# Data supplied:
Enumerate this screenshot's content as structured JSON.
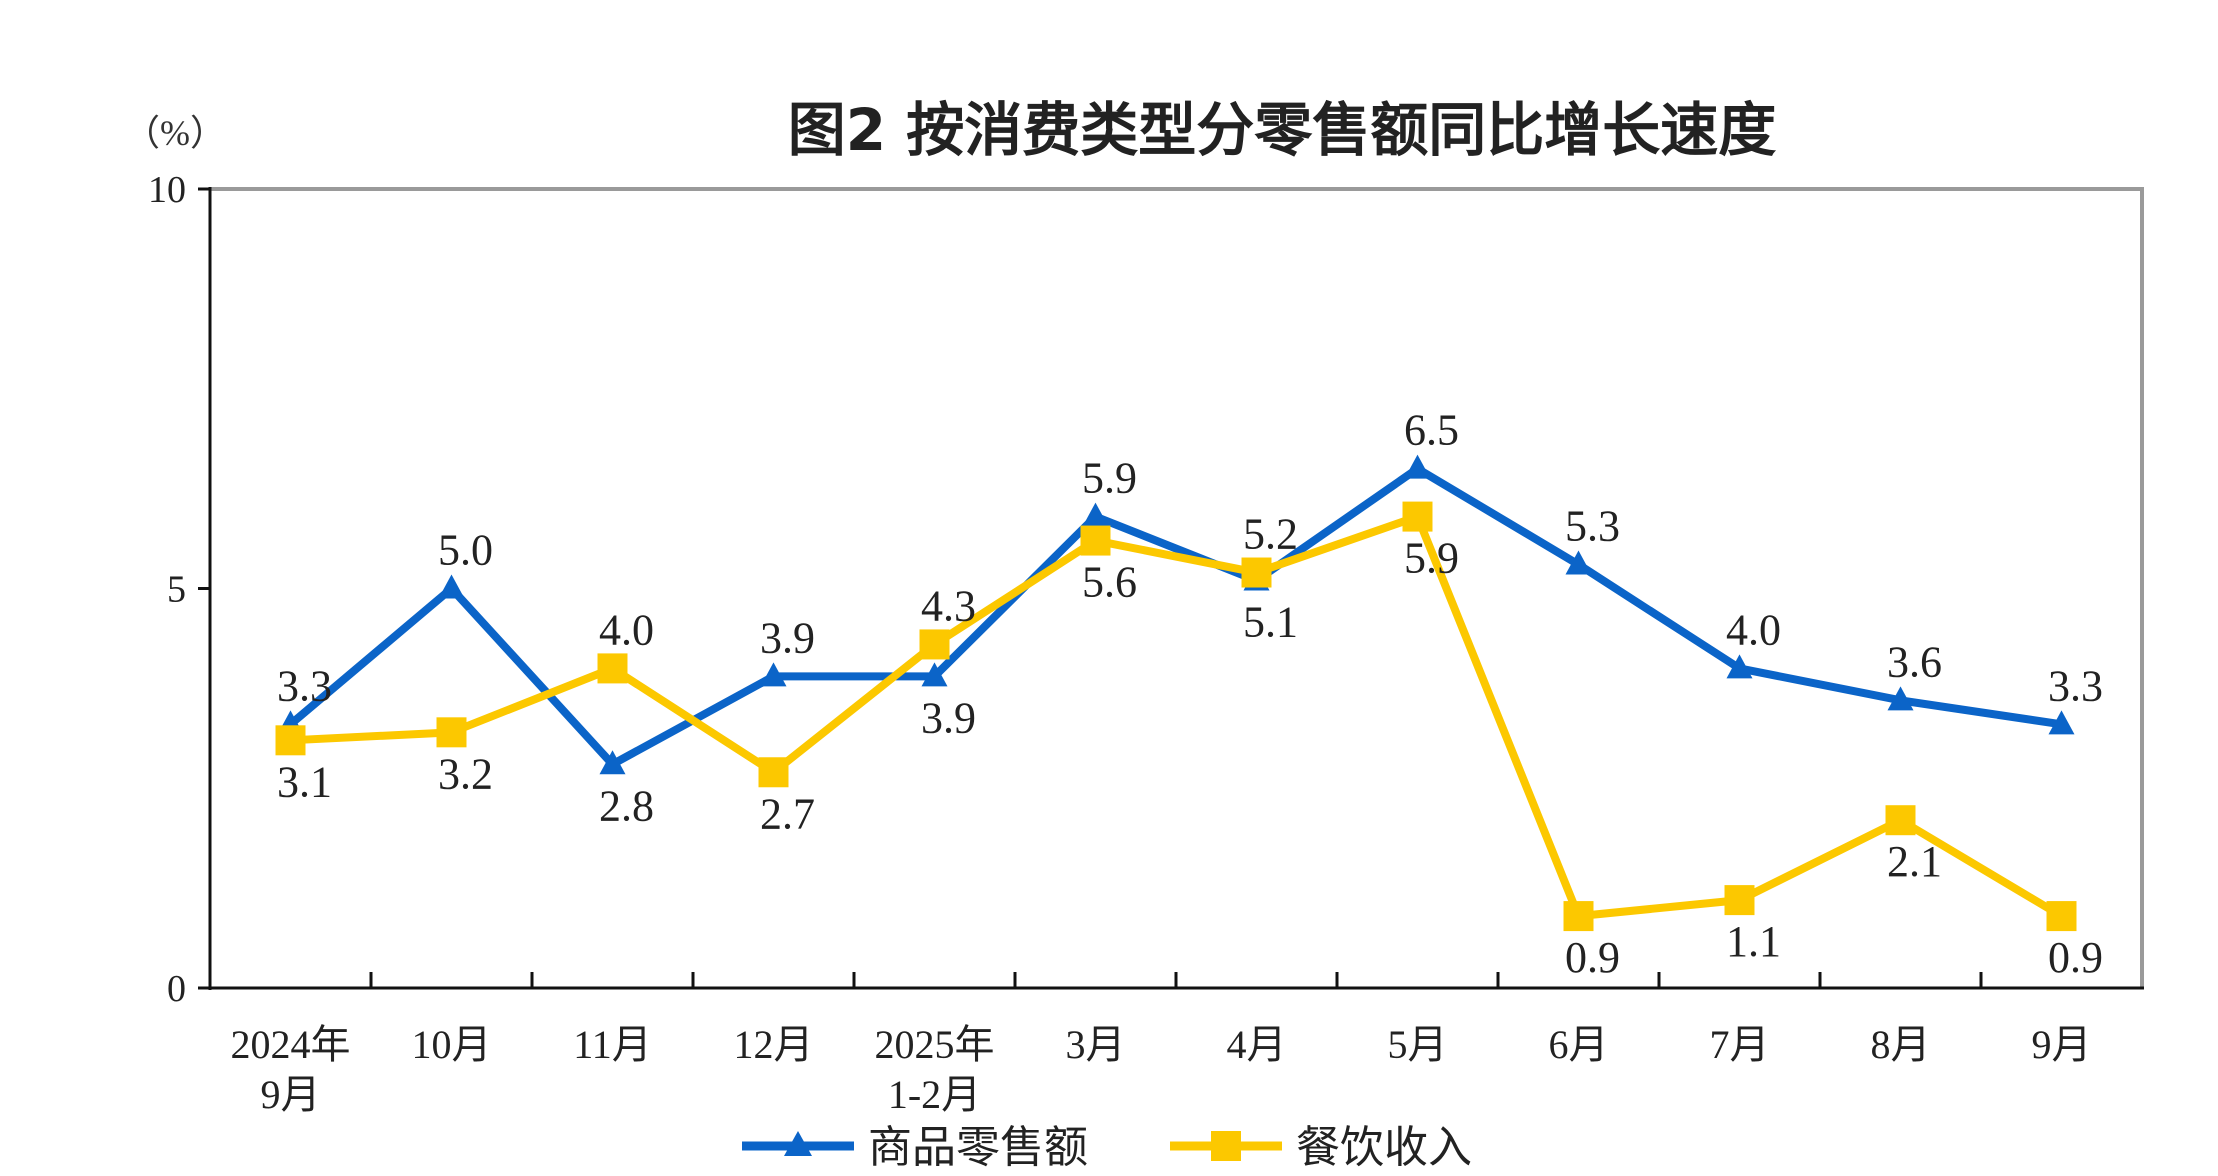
{
  "chart_data": {
    "type": "line",
    "title": "图2  按消费类型分零售额同比增长速度",
    "ylabel": "（%）",
    "xlabel": "",
    "ylim": [
      0,
      10
    ],
    "yticks": [
      "0",
      "5",
      "10"
    ],
    "categories": [
      "2024年\n9月",
      "10月",
      "11月",
      "12月",
      "2025年\n1-2月",
      "3月",
      "4月",
      "5月",
      "6月",
      "7月",
      "8月",
      "9月"
    ],
    "grid": false,
    "legend_position": "bottom",
    "series": [
      {
        "name": "商品零售额",
        "color": "#0b64c8",
        "marker": "triangle",
        "values": [
          3.3,
          5.0,
          2.8,
          3.9,
          3.9,
          5.9,
          5.1,
          6.5,
          5.3,
          4.0,
          3.6,
          3.3
        ],
        "labels": [
          "3.3",
          "5.0",
          "2.8",
          "3.9",
          "3.9",
          "5.9",
          "5.1",
          "6.5",
          "5.3",
          "4.0",
          "3.6",
          "3.3"
        ]
      },
      {
        "name": "餐饮收入",
        "color": "#fcc800",
        "marker": "square",
        "values": [
          3.1,
          3.2,
          4.0,
          2.7,
          4.3,
          5.6,
          5.2,
          5.9,
          0.9,
          1.1,
          2.1,
          0.9
        ],
        "labels": [
          "3.1",
          "3.2",
          "4.0",
          "2.7",
          "4.3",
          "5.6",
          "5.2",
          "5.9",
          "0.9",
          "1.1",
          "2.1",
          "0.9"
        ]
      }
    ]
  }
}
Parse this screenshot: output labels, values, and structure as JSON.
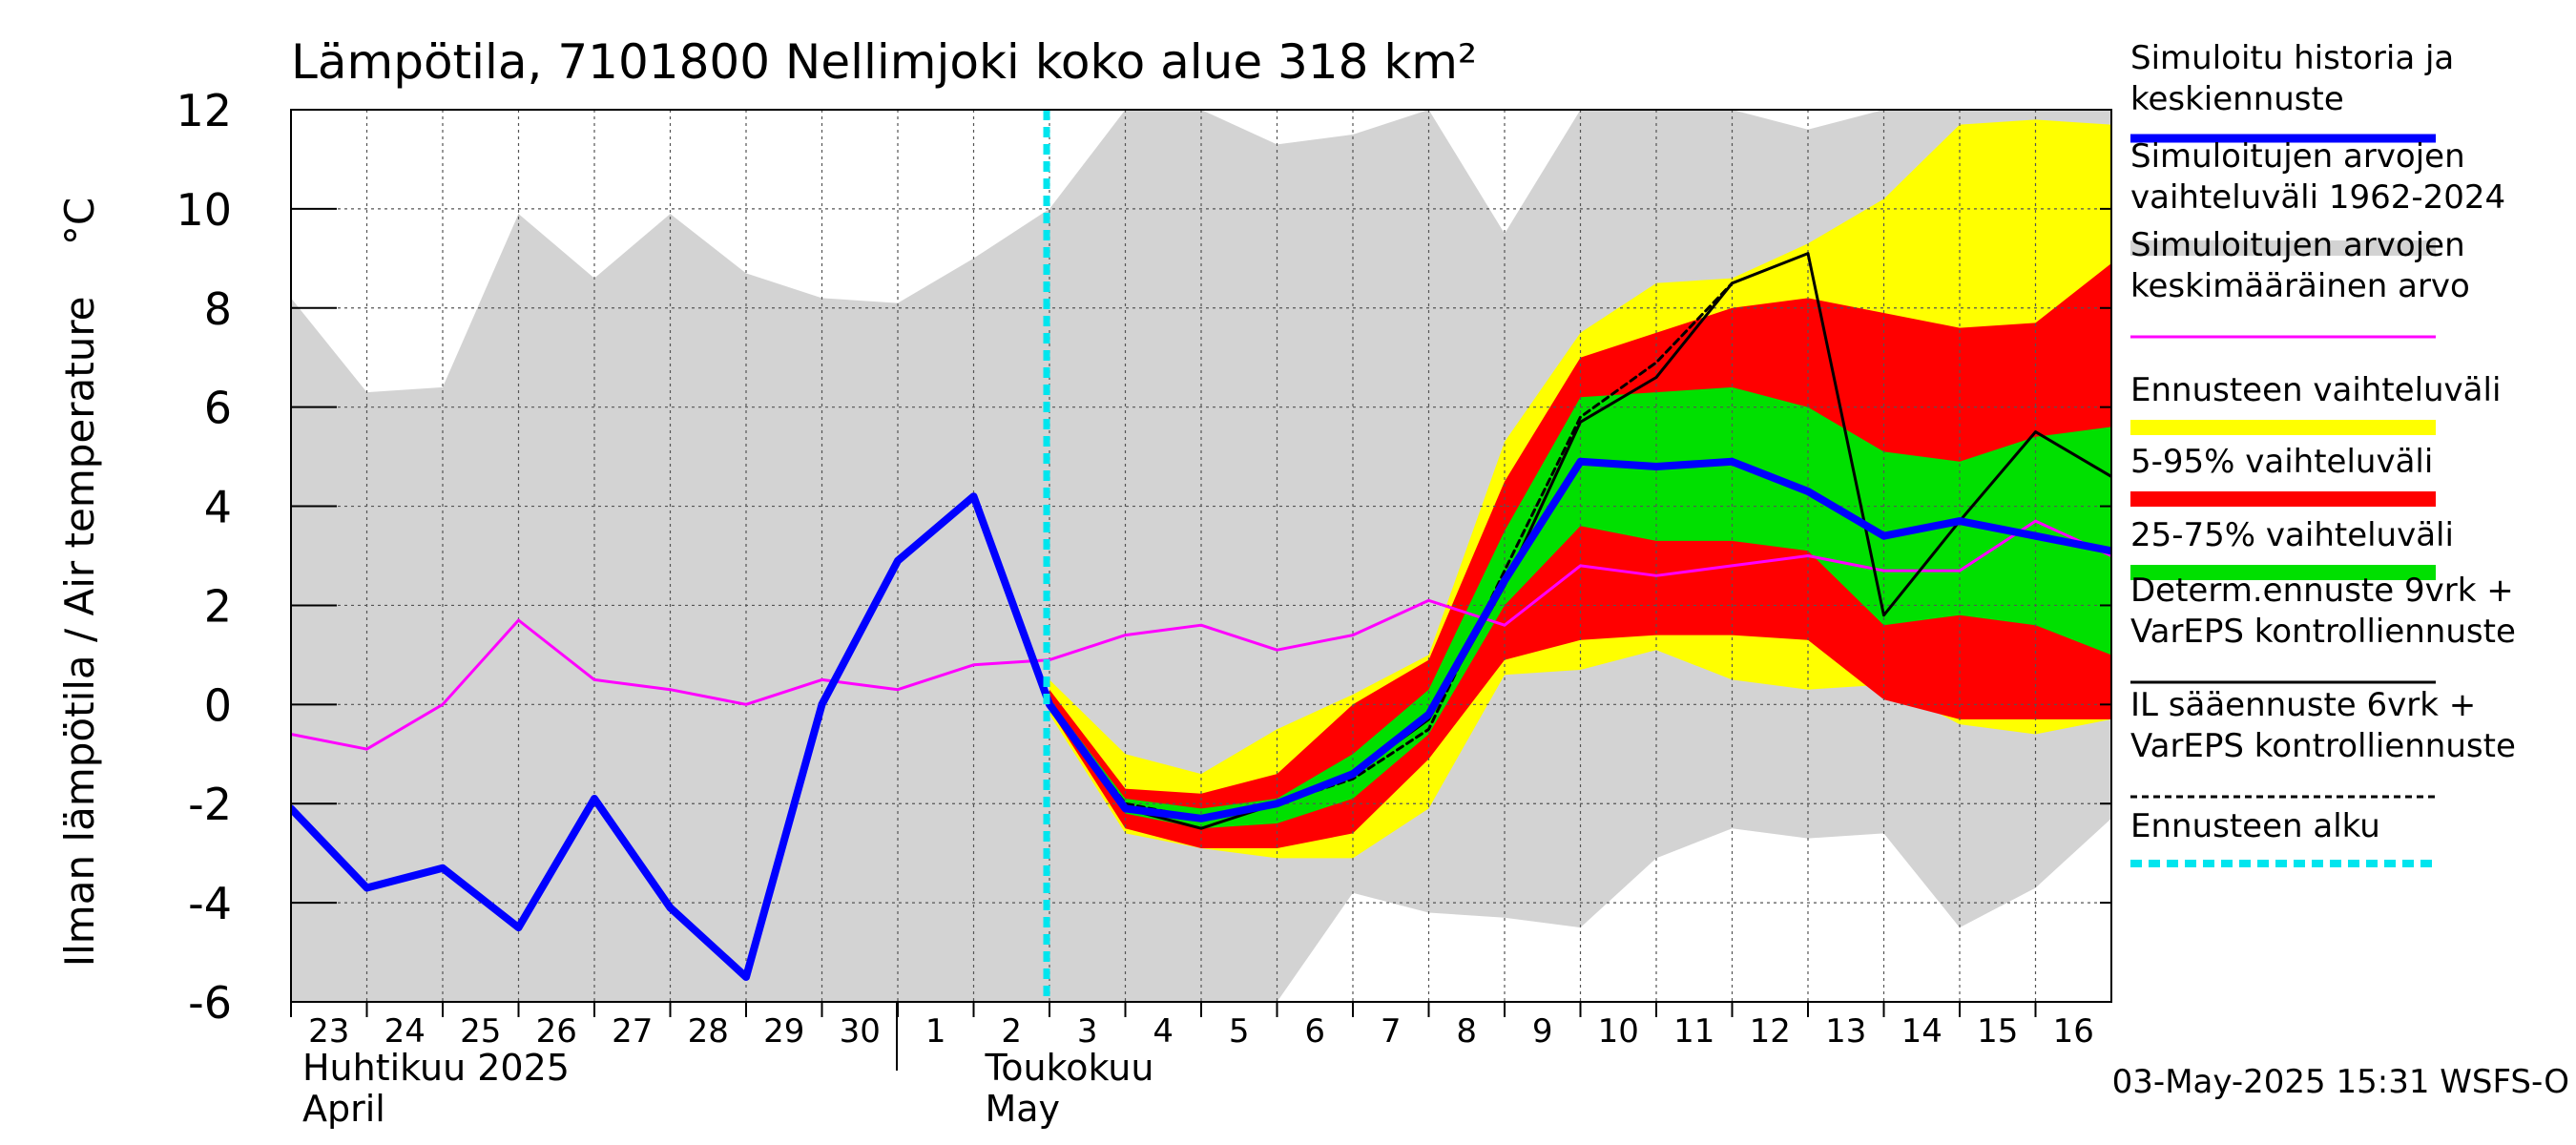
{
  "chart_data": {
    "type": "area",
    "title": "Lämpötila, 7101800 Nellimjoki koko alue 318 km²",
    "ylabel": "Ilman lämpötila / Air temperature    °C",
    "ylim": [
      -6,
      12
    ],
    "yticks": [
      -6,
      -4,
      -2,
      0,
      2,
      4,
      6,
      8,
      10,
      12
    ],
    "x": [
      "2025-04-23",
      "2025-04-24",
      "2025-04-25",
      "2025-04-26",
      "2025-04-27",
      "2025-04-28",
      "2025-04-29",
      "2025-04-30",
      "2025-05-01",
      "2025-05-02",
      "2025-05-03",
      "2025-05-04",
      "2025-05-05",
      "2025-05-06",
      "2025-05-07",
      "2025-05-08",
      "2025-05-09",
      "2025-05-10",
      "2025-05-11",
      "2025-05-12",
      "2025-05-13",
      "2025-05-14",
      "2025-05-15",
      "2025-05-16",
      "2025-05-17"
    ],
    "tick_labels": [
      "23",
      "24",
      "25",
      "26",
      "27",
      "28",
      "29",
      "30",
      "1",
      "2",
      "3",
      "4",
      "5",
      "6",
      "7",
      "8",
      "9",
      "10",
      "11",
      "12",
      "13",
      "14",
      "15",
      "16"
    ],
    "month_labels": [
      {
        "line1": "Huhtikuu  2025",
        "line2": "April",
        "at": "2025-04-23"
      },
      {
        "line1": "Toukokuu",
        "line2": "May",
        "at": "2025-05-02"
      }
    ],
    "forecast_start": "2025-05-03",
    "series": [
      {
        "name": "Simuloitujen arvojen vaihteluväli 1962-2024",
        "kind": "band",
        "color": "#d3d3d3",
        "low": [
          -6,
          -6,
          -6,
          -6,
          -6,
          -6,
          -6,
          -6,
          -6,
          -6,
          -6,
          -6,
          -6,
          -6,
          -3.8,
          -4.2,
          -4.3,
          -4.5,
          -3.1,
          -2.5,
          -2.7,
          -2.6,
          -4.5,
          -3.7,
          -2.3
        ],
        "high": [
          8.2,
          6.3,
          6.4,
          9.9,
          8.6,
          9.9,
          8.7,
          8.2,
          8.1,
          9.0,
          10.0,
          12.0,
          12.0,
          11.3,
          11.5,
          12.0,
          9.5,
          12.0,
          12.0,
          12.0,
          11.6,
          12.0,
          12.0,
          12.0,
          12.0
        ]
      },
      {
        "name": "Ennusteen vaihteluväli",
        "kind": "band",
        "color": "#ffff00",
        "low": [
          null,
          null,
          null,
          null,
          null,
          null,
          null,
          null,
          null,
          null,
          -0.2,
          -2.6,
          -2.9,
          -3.1,
          -3.1,
          -2.1,
          0.6,
          0.7,
          1.1,
          0.5,
          0.3,
          0.4,
          -0.4,
          -0.6,
          -0.3
        ],
        "high": [
          null,
          null,
          null,
          null,
          null,
          null,
          null,
          null,
          null,
          null,
          0.5,
          -1.0,
          -1.4,
          -0.5,
          0.2,
          1.0,
          5.3,
          7.5,
          8.5,
          8.6,
          9.3,
          10.2,
          11.7,
          11.8,
          11.7
        ]
      },
      {
        "name": "5-95% vaihteluväli",
        "kind": "band",
        "color": "#ff0000",
        "low": [
          null,
          null,
          null,
          null,
          null,
          null,
          null,
          null,
          null,
          null,
          -0.1,
          -2.5,
          -2.9,
          -2.9,
          -2.6,
          -1.1,
          0.9,
          1.3,
          1.4,
          1.4,
          1.3,
          0.1,
          -0.3,
          -0.3,
          -0.3
        ],
        "high": [
          null,
          null,
          null,
          null,
          null,
          null,
          null,
          null,
          null,
          null,
          0.3,
          -1.7,
          -1.8,
          -1.4,
          0.0,
          0.9,
          4.5,
          7.0,
          7.5,
          8.0,
          8.2,
          7.9,
          7.6,
          7.7,
          8.9
        ]
      },
      {
        "name": "25-75% vaihteluväli",
        "kind": "band",
        "color": "#00e000",
        "low": [
          null,
          null,
          null,
          null,
          null,
          null,
          null,
          null,
          null,
          null,
          -0.1,
          -2.2,
          -2.5,
          -2.4,
          -1.9,
          -0.6,
          2.0,
          3.6,
          3.3,
          3.3,
          3.1,
          1.6,
          1.8,
          1.6,
          1.0
        ],
        "high": [
          null,
          null,
          null,
          null,
          null,
          null,
          null,
          null,
          null,
          null,
          0.1,
          -1.9,
          -2.1,
          -1.9,
          -1.0,
          0.3,
          3.5,
          6.2,
          6.3,
          6.4,
          6.0,
          5.1,
          4.9,
          5.4,
          5.6
        ]
      },
      {
        "name": "Simuloitujen arvojen keskimääräinen arvo",
        "kind": "line",
        "color": "#ff00ff",
        "width": 3,
        "values": [
          -0.6,
          -0.9,
          0.0,
          1.7,
          0.5,
          0.3,
          0.0,
          0.5,
          0.3,
          0.8,
          0.9,
          1.4,
          1.6,
          1.1,
          1.4,
          2.1,
          1.6,
          2.8,
          2.6,
          2.8,
          3.0,
          2.7,
          2.7,
          3.7,
          3.0
        ]
      },
      {
        "name": "IL sääennuste 6vrk  + VarEPS kontrolliennuste",
        "kind": "line",
        "color": "#000000",
        "width": 3,
        "dash": "7,5",
        "values": [
          null,
          null,
          null,
          null,
          null,
          null,
          null,
          null,
          null,
          null,
          0.0,
          -2.0,
          -2.3,
          -2.0,
          -1.5,
          -0.5,
          2.7,
          5.8,
          6.9,
          8.5,
          null,
          null,
          null,
          null,
          null
        ]
      },
      {
        "name": "Determ.ennuste 9vrk + VarEPS kontrolliennuste",
        "kind": "line",
        "color": "#000000",
        "width": 3,
        "values": [
          null,
          null,
          null,
          null,
          null,
          null,
          null,
          0.0,
          2.9,
          4.2,
          0.0,
          -2.1,
          -2.5,
          -2.0,
          -1.4,
          -0.3,
          2.4,
          5.7,
          6.6,
          8.5,
          9.1,
          1.8,
          3.7,
          5.5,
          4.6
        ]
      },
      {
        "name": "Simuloitu historia ja keskiennuste",
        "kind": "line",
        "color": "#0000ff",
        "width": 8,
        "values": [
          -2.1,
          -3.7,
          -3.3,
          -4.5,
          -1.9,
          -4.1,
          -5.5,
          0.0,
          2.9,
          4.2,
          0.0,
          -2.1,
          -2.3,
          -2.0,
          -1.4,
          -0.2,
          2.5,
          4.9,
          4.8,
          4.9,
          4.3,
          3.4,
          3.7,
          3.4,
          3.1
        ]
      }
    ],
    "legend": {
      "placement": "right",
      "entries": [
        {
          "text": [
            "Simuloitu historia ja",
            "keskiennuste"
          ],
          "color": "#0000ff",
          "style": "thick"
        },
        {
          "text": [
            "Simuloitujen arvojen",
            "vaihteluväli 1962-2024"
          ],
          "color": "#d3d3d3",
          "style": "bar"
        },
        {
          "text": [
            "Simuloitujen arvojen",
            "keskimääräinen arvo"
          ],
          "color": "#ff00ff",
          "style": "thin"
        },
        {
          "text": [
            "Ennusteen vaihteluväli"
          ],
          "color": "#ffff00",
          "style": "bar"
        },
        {
          "text": [
            "5-95% vaihteluväli"
          ],
          "color": "#ff0000",
          "style": "bar"
        },
        {
          "text": [
            "25-75% vaihteluväli"
          ],
          "color": "#00e000",
          "style": "bar"
        },
        {
          "text": [
            "Determ.ennuste 9vrk +",
            "VarEPS kontrolliennuste"
          ],
          "color": "#000000",
          "style": "thin"
        },
        {
          "text": [
            "IL sääennuste 6vrk  +",
            "  VarEPS kontrolliennuste"
          ],
          "color": "#000000",
          "style": "dash"
        },
        {
          "text": [
            "Ennusteen alku"
          ],
          "color": "#00e5ee",
          "style": "cyan-dash"
        }
      ]
    },
    "footer": "03-May-2025 15:31 WSFS-O",
    "grid": true
  }
}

# Task objective:
Locate all lines that include the word "vaihteluväli" and copy them out.

# Solution to this problem:
        "name": "Simuloitujen arvojen vaihteluväli 1962-2024",
        "name": "Ennusteen vaihteluväli",
        "name": "5-95% vaihteluväli",
        "name": "25-75% vaihteluväli",
            "vaihteluväli 1962-2024"
            "Ennusteen vaihteluväli"
            "5-95% vaihteluväli"
            "25-75% vaihteluväli"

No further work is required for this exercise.